(WORK TO COMPLETE):
Search the listing below for the string "quintil" and copy every line where it occurs.

## start RECORDS FOR THE EXERCISE

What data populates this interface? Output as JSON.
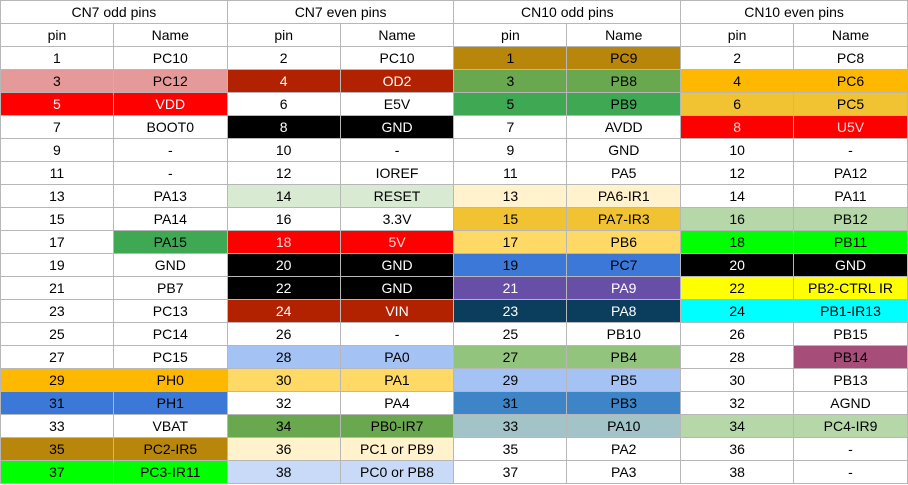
{
  "header": {
    "groups": [
      "CN7 odd pins",
      "CN7 even pins",
      "CN10 odd pins",
      "CN10 even pins"
    ],
    "subheaders": [
      "pin",
      "Name",
      "pin",
      "Name",
      "pin",
      "Name",
      "pin",
      "Name"
    ]
  },
  "colors": {
    "salmon": "#e69999",
    "dark_red": "#b32200",
    "red": "#ff0000",
    "black": "#000000",
    "olive": "#b8860b",
    "green": "#3ea853",
    "light_green": "#d9ead3",
    "bright_green": "#00ff00",
    "sage": "#b6d7a8",
    "mid_green": "#6aa84f",
    "soft_green": "#93c47d",
    "orange": "#ffb800",
    "amber": "#f1c232",
    "light_amber": "#ffd966",
    "cream": "#fff2cc",
    "yellow": "#ffff00",
    "blue": "#3c78d8",
    "light_blue": "#a4c2f4",
    "pale_blue": "#c9daf8",
    "steel_blue": "#3d85c6",
    "gray_blue": "#a2c4c9",
    "navy": "#0b3d5c",
    "purple": "#674ea7",
    "cyan": "#00ffff",
    "plum": "#a64d79",
    "white": "#ffffff"
  },
  "rows": [
    [
      {
        "t": "1"
      },
      {
        "t": "PC10"
      },
      {
        "t": "2"
      },
      {
        "t": "PC10"
      },
      {
        "t": "1",
        "bg": "#b8860b"
      },
      {
        "t": "PC9",
        "bg": "#b8860b"
      },
      {
        "t": "2"
      },
      {
        "t": "PC8"
      }
    ],
    [
      {
        "t": "3",
        "bg": "#e69999"
      },
      {
        "t": "PC12",
        "bg": "#e69999"
      },
      {
        "t": "4",
        "bg": "#b32200",
        "fg": "#ffffff"
      },
      {
        "t": "OD2",
        "bg": "#b32200",
        "fg": "#ffffff"
      },
      {
        "t": "3",
        "bg": "#6aa84f"
      },
      {
        "t": "PB8",
        "bg": "#6aa84f"
      },
      {
        "t": "4",
        "bg": "#ffb800"
      },
      {
        "t": "PC6",
        "bg": "#ffb800"
      }
    ],
    [
      {
        "t": "5",
        "bg": "#ff0000",
        "fg": "#ffffff"
      },
      {
        "t": "VDD",
        "bg": "#ff0000",
        "fg": "#ffffff"
      },
      {
        "t": "6"
      },
      {
        "t": "E5V"
      },
      {
        "t": "5",
        "bg": "#3ea853"
      },
      {
        "t": "PB9",
        "bg": "#3ea853"
      },
      {
        "t": "6",
        "bg": "#f1c232"
      },
      {
        "t": "PC5",
        "bg": "#f1c232"
      }
    ],
    [
      {
        "t": "7"
      },
      {
        "t": "BOOT0"
      },
      {
        "t": "8",
        "bg": "#000000",
        "fg": "#ffffff"
      },
      {
        "t": "GND",
        "bg": "#000000",
        "fg": "#ffffff"
      },
      {
        "t": "7"
      },
      {
        "t": "AVDD"
      },
      {
        "t": "8",
        "bg": "#ff0000",
        "fg": "#ffd5d5"
      },
      {
        "t": "U5V",
        "bg": "#ff0000",
        "fg": "#ffd5d5"
      }
    ],
    [
      {
        "t": "9"
      },
      {
        "t": "-"
      },
      {
        "t": "10"
      },
      {
        "t": "-"
      },
      {
        "t": "9"
      },
      {
        "t": "GND"
      },
      {
        "t": "10"
      },
      {
        "t": "-"
      }
    ],
    [
      {
        "t": "11"
      },
      {
        "t": "-"
      },
      {
        "t": "12"
      },
      {
        "t": "IOREF"
      },
      {
        "t": "11"
      },
      {
        "t": "PA5"
      },
      {
        "t": "12"
      },
      {
        "t": "PA12"
      }
    ],
    [
      {
        "t": "13"
      },
      {
        "t": "PA13"
      },
      {
        "t": "14",
        "bg": "#d9ead3"
      },
      {
        "t": "RESET",
        "bg": "#d9ead3"
      },
      {
        "t": "13",
        "bg": "#fff2cc"
      },
      {
        "t": "PA6-IR1",
        "bg": "#fff2cc"
      },
      {
        "t": "14"
      },
      {
        "t": "PA11"
      }
    ],
    [
      {
        "t": "15"
      },
      {
        "t": "PA14"
      },
      {
        "t": "16"
      },
      {
        "t": "3.3V"
      },
      {
        "t": "15",
        "bg": "#f1c232"
      },
      {
        "t": "PA7-IR3",
        "bg": "#f1c232"
      },
      {
        "t": "16",
        "bg": "#b6d7a8"
      },
      {
        "t": "PB12",
        "bg": "#b6d7a8"
      }
    ],
    [
      {
        "t": "17"
      },
      {
        "t": "PA15",
        "bg": "#3ea853"
      },
      {
        "t": "18",
        "bg": "#ff0000",
        "fg": "#ffd5d5"
      },
      {
        "t": "5V",
        "bg": "#ff0000",
        "fg": "#ffd5d5"
      },
      {
        "t": "17",
        "bg": "#ffd966"
      },
      {
        "t": "PB6",
        "bg": "#ffd966"
      },
      {
        "t": "18",
        "bg": "#00ff00"
      },
      {
        "t": "PB11",
        "bg": "#00ff00"
      }
    ],
    [
      {
        "t": "19"
      },
      {
        "t": "GND"
      },
      {
        "t": "20",
        "bg": "#000000",
        "fg": "#ffffff"
      },
      {
        "t": "GND",
        "bg": "#000000",
        "fg": "#ffffff"
      },
      {
        "t": "19",
        "bg": "#3c78d8"
      },
      {
        "t": "PC7",
        "bg": "#3c78d8"
      },
      {
        "t": "20",
        "bg": "#000000",
        "fg": "#ffffff"
      },
      {
        "t": "GND",
        "bg": "#000000",
        "fg": "#ffffff"
      }
    ],
    [
      {
        "t": "21"
      },
      {
        "t": "PB7"
      },
      {
        "t": "22",
        "bg": "#000000",
        "fg": "#ffffff"
      },
      {
        "t": "GND",
        "bg": "#000000",
        "fg": "#ffffff"
      },
      {
        "t": "21",
        "bg": "#674ea7",
        "fg": "#ffffff"
      },
      {
        "t": "PA9",
        "bg": "#674ea7",
        "fg": "#ffffff"
      },
      {
        "t": "22",
        "bg": "#ffff00"
      },
      {
        "t": "PB2-CTRL IR",
        "bg": "#ffff00"
      }
    ],
    [
      {
        "t": "23"
      },
      {
        "t": "PC13"
      },
      {
        "t": "24",
        "bg": "#b32200",
        "fg": "#ffffff"
      },
      {
        "t": "VIN",
        "bg": "#b32200",
        "fg": "#ffffff"
      },
      {
        "t": "23",
        "bg": "#0b3d5c",
        "fg": "#ffffff"
      },
      {
        "t": "PA8",
        "bg": "#0b3d5c",
        "fg": "#ffffff"
      },
      {
        "t": "24",
        "bg": "#00ffff"
      },
      {
        "t": "PB1-IR13",
        "bg": "#00ffff"
      }
    ],
    [
      {
        "t": "25"
      },
      {
        "t": "PC14"
      },
      {
        "t": "26"
      },
      {
        "t": "-"
      },
      {
        "t": "25"
      },
      {
        "t": "PB10"
      },
      {
        "t": "26"
      },
      {
        "t": "PB15"
      }
    ],
    [
      {
        "t": "27"
      },
      {
        "t": "PC15"
      },
      {
        "t": "28",
        "bg": "#a4c2f4"
      },
      {
        "t": "PA0",
        "bg": "#a4c2f4"
      },
      {
        "t": "27",
        "bg": "#93c47d"
      },
      {
        "t": "PB4",
        "bg": "#93c47d"
      },
      {
        "t": "28"
      },
      {
        "t": "PB14",
        "bg": "#a64d79"
      }
    ],
    [
      {
        "t": "29",
        "bg": "#ffb800"
      },
      {
        "t": "PH0",
        "bg": "#ffb800"
      },
      {
        "t": "30",
        "bg": "#ffd966"
      },
      {
        "t": "PA1",
        "bg": "#ffd966"
      },
      {
        "t": "29",
        "bg": "#a4c2f4"
      },
      {
        "t": "PB5",
        "bg": "#a4c2f4"
      },
      {
        "t": "30"
      },
      {
        "t": "PB13"
      }
    ],
    [
      {
        "t": "31",
        "bg": "#3c78d8"
      },
      {
        "t": "PH1",
        "bg": "#3c78d8"
      },
      {
        "t": "32"
      },
      {
        "t": "PA4"
      },
      {
        "t": "31",
        "bg": "#3d85c6"
      },
      {
        "t": "PB3",
        "bg": "#3d85c6"
      },
      {
        "t": "32"
      },
      {
        "t": "AGND"
      }
    ],
    [
      {
        "t": "33"
      },
      {
        "t": "VBAT"
      },
      {
        "t": "34",
        "bg": "#6aa84f"
      },
      {
        "t": "PB0-IR7",
        "bg": "#6aa84f"
      },
      {
        "t": "33",
        "bg": "#a2c4c9"
      },
      {
        "t": "PA10",
        "bg": "#a2c4c9"
      },
      {
        "t": "34",
        "bg": "#b6d7a8"
      },
      {
        "t": "PC4-IR9",
        "bg": "#b6d7a8"
      }
    ],
    [
      {
        "t": "35",
        "bg": "#b8860b"
      },
      {
        "t": "PC2-IR5",
        "bg": "#b8860b"
      },
      {
        "t": "36",
        "bg": "#fff2cc"
      },
      {
        "t": "PC1 or PB9",
        "bg": "#fff2cc"
      },
      {
        "t": "35"
      },
      {
        "t": "PA2"
      },
      {
        "t": "36"
      },
      {
        "t": "-"
      }
    ],
    [
      {
        "t": "37",
        "bg": "#00ff00"
      },
      {
        "t": "PC3-IR11",
        "bg": "#00ff00"
      },
      {
        "t": "38",
        "bg": "#c9daf8"
      },
      {
        "t": "PC0 or PB8",
        "bg": "#c9daf8"
      },
      {
        "t": "37"
      },
      {
        "t": "PA3"
      },
      {
        "t": "38"
      },
      {
        "t": "-"
      }
    ]
  ]
}
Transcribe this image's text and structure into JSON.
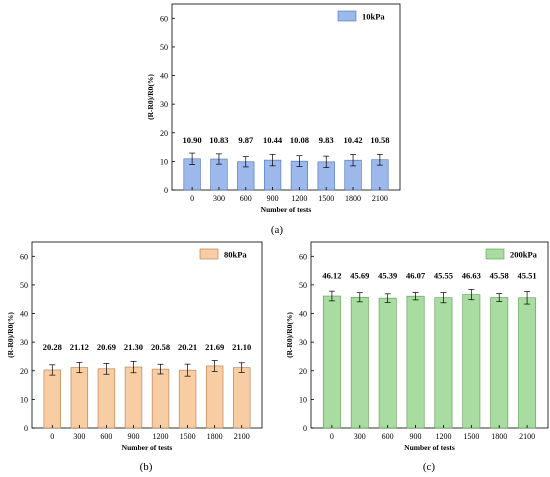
{
  "chart_data": [
    {
      "type": "bar",
      "panel_label": "(a)",
      "legend": "10kPa",
      "color": "#9db8ea",
      "edge": "#4a6fb5",
      "categories": [
        "0",
        "300",
        "600",
        "900",
        "1200",
        "1500",
        "1800",
        "2100"
      ],
      "values": [
        10.9,
        10.83,
        9.87,
        10.44,
        10.08,
        9.83,
        10.42,
        10.58
      ],
      "value_labels": [
        "10.90",
        "10.83",
        "9.87",
        "10.44",
        "10.08",
        "9.83",
        "10.42",
        "10.58"
      ],
      "errors": [
        2.0,
        1.8,
        1.8,
        2.0,
        1.9,
        2.0,
        2.0,
        1.9
      ],
      "xlabel": "Number of tests",
      "ylabel": "(R-R0)/R0(%)",
      "ylim": [
        0,
        65
      ],
      "yticks": [
        0,
        10,
        20,
        30,
        40,
        50,
        60
      ],
      "legend_position": "top-right"
    },
    {
      "type": "bar",
      "panel_label": "(b)",
      "legend": "80kPa",
      "color": "#f9cda3",
      "edge": "#b07a48",
      "categories": [
        "0",
        "300",
        "600",
        "900",
        "1200",
        "1500",
        "1800",
        "2100"
      ],
      "values": [
        20.28,
        21.12,
        20.69,
        21.3,
        20.58,
        20.21,
        21.69,
        21.1
      ],
      "value_labels": [
        "20.28",
        "21.12",
        "20.69",
        "21.30",
        "20.58",
        "20.21",
        "21.69",
        "21.10"
      ],
      "errors": [
        1.8,
        1.8,
        1.9,
        2.0,
        1.7,
        2.1,
        1.9,
        1.7
      ],
      "xlabel": "Number of tests",
      "ylabel": "(R-R0)/R0(%)",
      "ylim": [
        0,
        65
      ],
      "yticks": [
        0,
        10,
        20,
        30,
        40,
        50,
        60
      ],
      "legend_position": "top-right"
    },
    {
      "type": "bar",
      "panel_label": "(c)",
      "legend": "200kPa",
      "color": "#a8dca0",
      "edge": "#5b9a52",
      "categories": [
        "0",
        "300",
        "600",
        "900",
        "1200",
        "1500",
        "1800",
        "2100"
      ],
      "values": [
        46.12,
        45.69,
        45.39,
        46.07,
        45.55,
        46.63,
        45.58,
        45.51
      ],
      "value_labels": [
        "46.12",
        "45.69",
        "45.39",
        "46.07",
        "45.55",
        "46.63",
        "45.58",
        "45.51"
      ],
      "errors": [
        1.7,
        1.6,
        1.5,
        1.3,
        1.8,
        1.8,
        1.4,
        2.2
      ],
      "xlabel": "Number of tests",
      "ylabel": "(R-R0)/R0(%)",
      "ylim": [
        0,
        65
      ],
      "yticks": [
        0,
        10,
        20,
        30,
        40,
        50,
        60
      ],
      "legend_position": "top-right"
    }
  ]
}
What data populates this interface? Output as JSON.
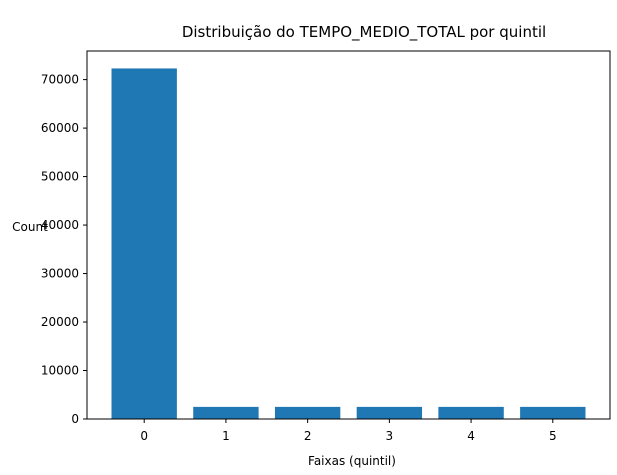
{
  "chart_data": {
    "type": "bar",
    "title": "Distribuição do TEMPO_MEDIO_TOTAL por quintil",
    "xlabel": "Faixas (quintil)",
    "ylabel": "Count",
    "categories": [
      "0",
      "1",
      "2",
      "3",
      "4",
      "5"
    ],
    "values": [
      72300,
      2500,
      2500,
      2500,
      2500,
      2500
    ],
    "ylim": [
      0,
      75900
    ],
    "yticks": [
      0,
      10000,
      20000,
      30000,
      40000,
      50000,
      60000,
      70000
    ],
    "ytick_labels": [
      "0",
      "10000",
      "20000",
      "30000",
      "40000",
      "50000",
      "60000",
      "70000"
    ],
    "grid": false,
    "bar_color": "#1f77b4"
  }
}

## end RECORDS FOR THE EXERCISE

(WRITTEN RESPONSE):
    "title": "Distribuição do TEMPO_MEDIO_TOTAL por quintil",
    "xlabel": "Faixas (quintil)",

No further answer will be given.